Data excerpts:
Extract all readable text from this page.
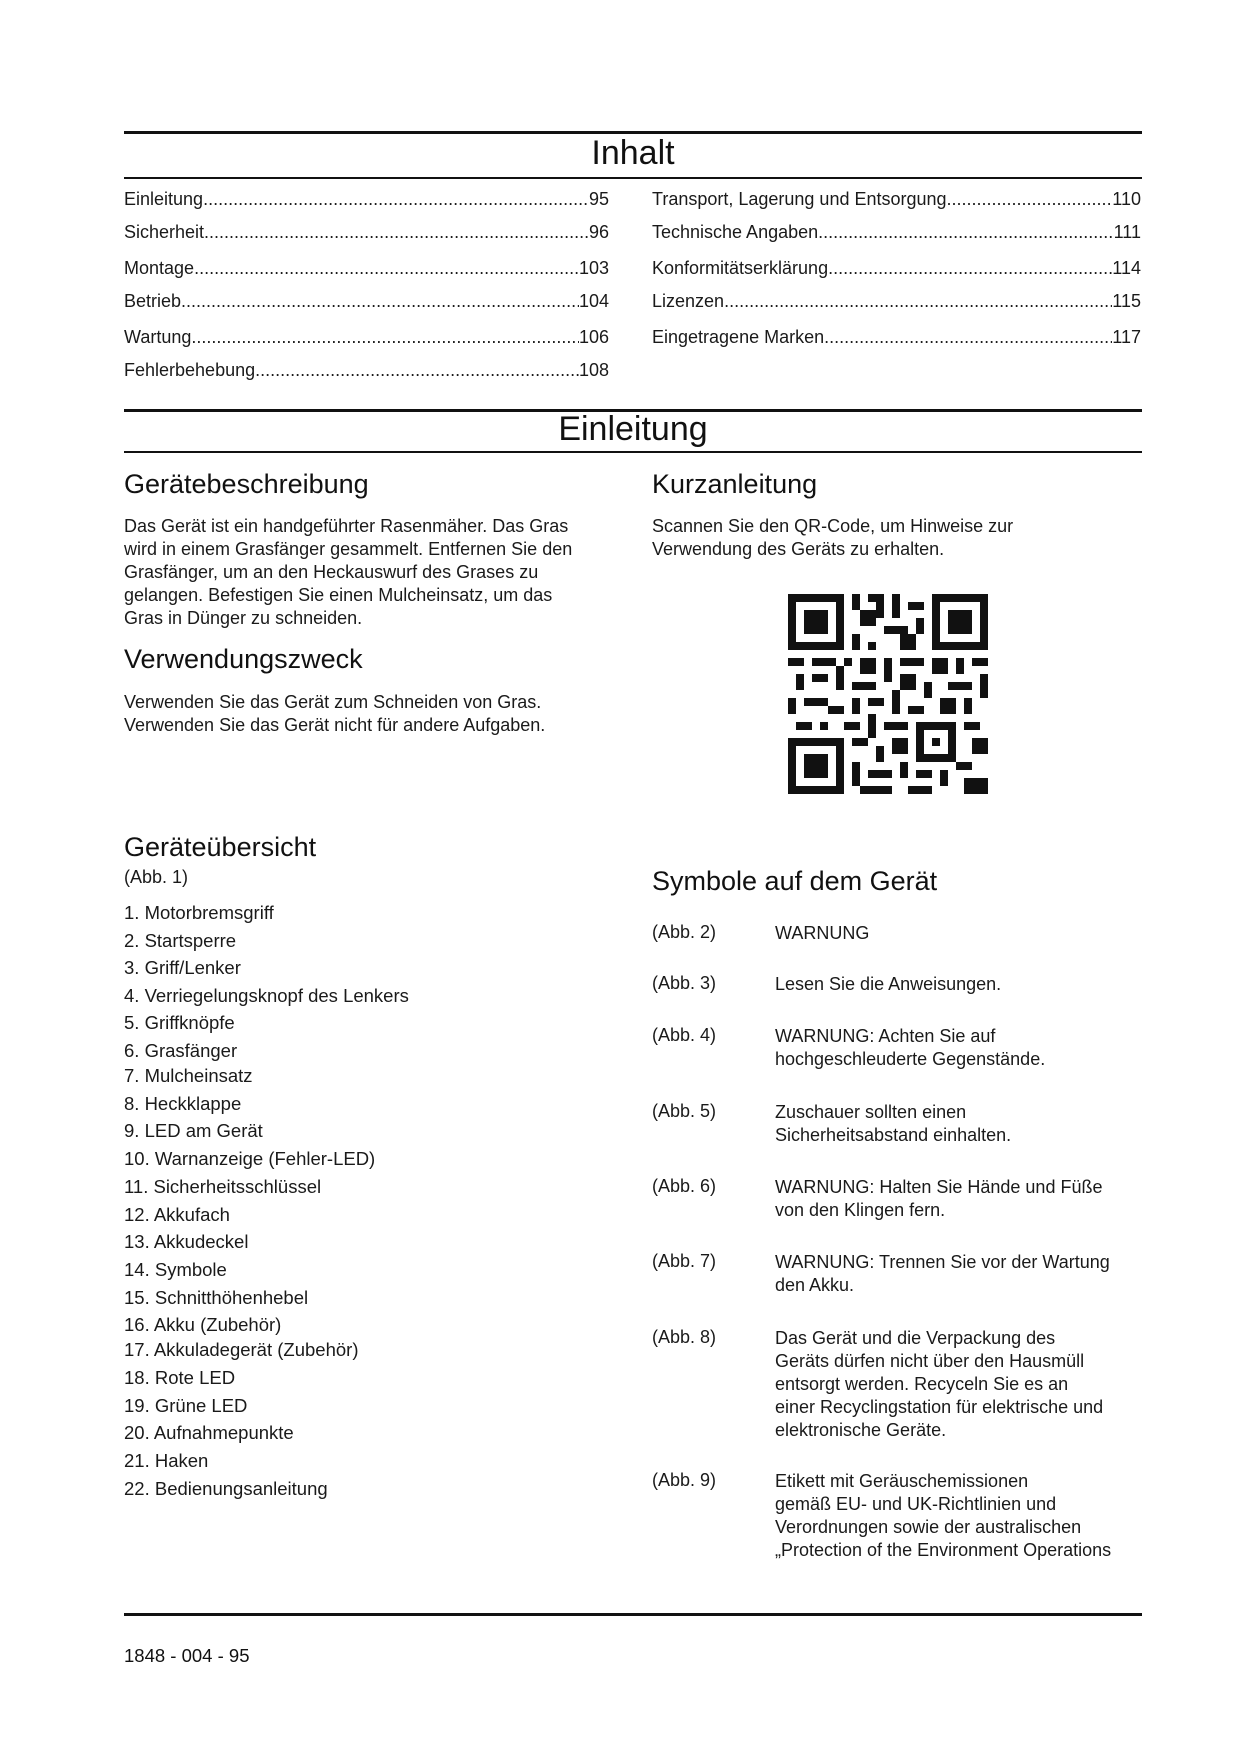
Inhalt
Einleitung .....	95
Sicherheit .....	96
Montage .....	103
Betrieb .....	104
Wartung .....	106
Fehlerbehebung .....	108
Transport, Lagerung und Entsorgung .....	110
Technische Angaben .....	111
Konformitätserklärung .....	114
Lizenzen .....	115
Eingetragene Marken .....	117
Einleitung
Gerätebeschreibung
Das Gerät ist ein handgeführter Rasenmäher. Das Gras
wird in einem Grasfänger gesammelt. Entfernen Sie den
Grasfänger, um an den Heckauswurf des Grases zu
gelangen. Befestigen Sie einen Mulcheinsatz, um das
Gras in Dünger zu schneiden.
Verwendungszweck
Verwenden Sie das Gerät zum Schneiden von Gras.
Verwenden Sie das Gerät nicht für andere Aufgaben.
Kurzanleitung
Scannen Sie den QR-Code, um Hinweise zur
Verwendung des Geräts zu erhalten.
Geräteübersicht
(Abb. 1)
1. Motorbremsgriff
2. Startsperre
3. Griff/Lenker
4. Verriegelungsknopf des Lenkers
5. Griffknöpfe
6. Grasfänger
7. Mulcheinsatz
8. Heckklappe
9. LED am Gerät
10. Warnanzeige (Fehler-LED)
11. Sicherheitsschlüssel
12. Akkufach
13. Akkudeckel
14. Symbole
15. Schnitthöhenhebel
16. Akku (Zubehör)
17. Akkuladegerät (Zubehör)
18. Rote LED
19. Grüne LED
20. Aufnahmepunkte
21. Haken
22. Bedienungsanleitung
Symbole auf dem Gerät
(Abb. 2)	WARNUNG
(Abb. 3)	Lesen Sie die Anweisungen.
(Abb. 4)	WARNUNG: Achten Sie auf
hochgeschleuderte Gegenstände.
(Abb. 5)	Zuschauer sollten einen
Sicherheitsabstand einhalten.
(Abb. 6)	WARNUNG: Halten Sie Hände und Füße
von den Klingen fern.
(Abb. 7)	WARNUNG: Trennen Sie vor der Wartung
den Akku.
(Abb. 8)	Das Gerät und die Verpackung des
Geräts dürfen nicht über den Hausmüll
entsorgt werden. Recyceln Sie es an
einer Recyclingstation für elektrische und
elektronische Geräte.
(Abb. 9)	Etikett mit Geräuschemissionen
gemäß EU- und UK-Richtlinien und
Verordnungen sowie der australischen
„Protection of the Environment Operations
1848 - 004 - 95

What this task involves:
From the entries above, extract each line containing "Geräts".

Worked answer:
Verwendung des Geräts zu erhalten.
Geräts dürfen nicht über den Hausmüll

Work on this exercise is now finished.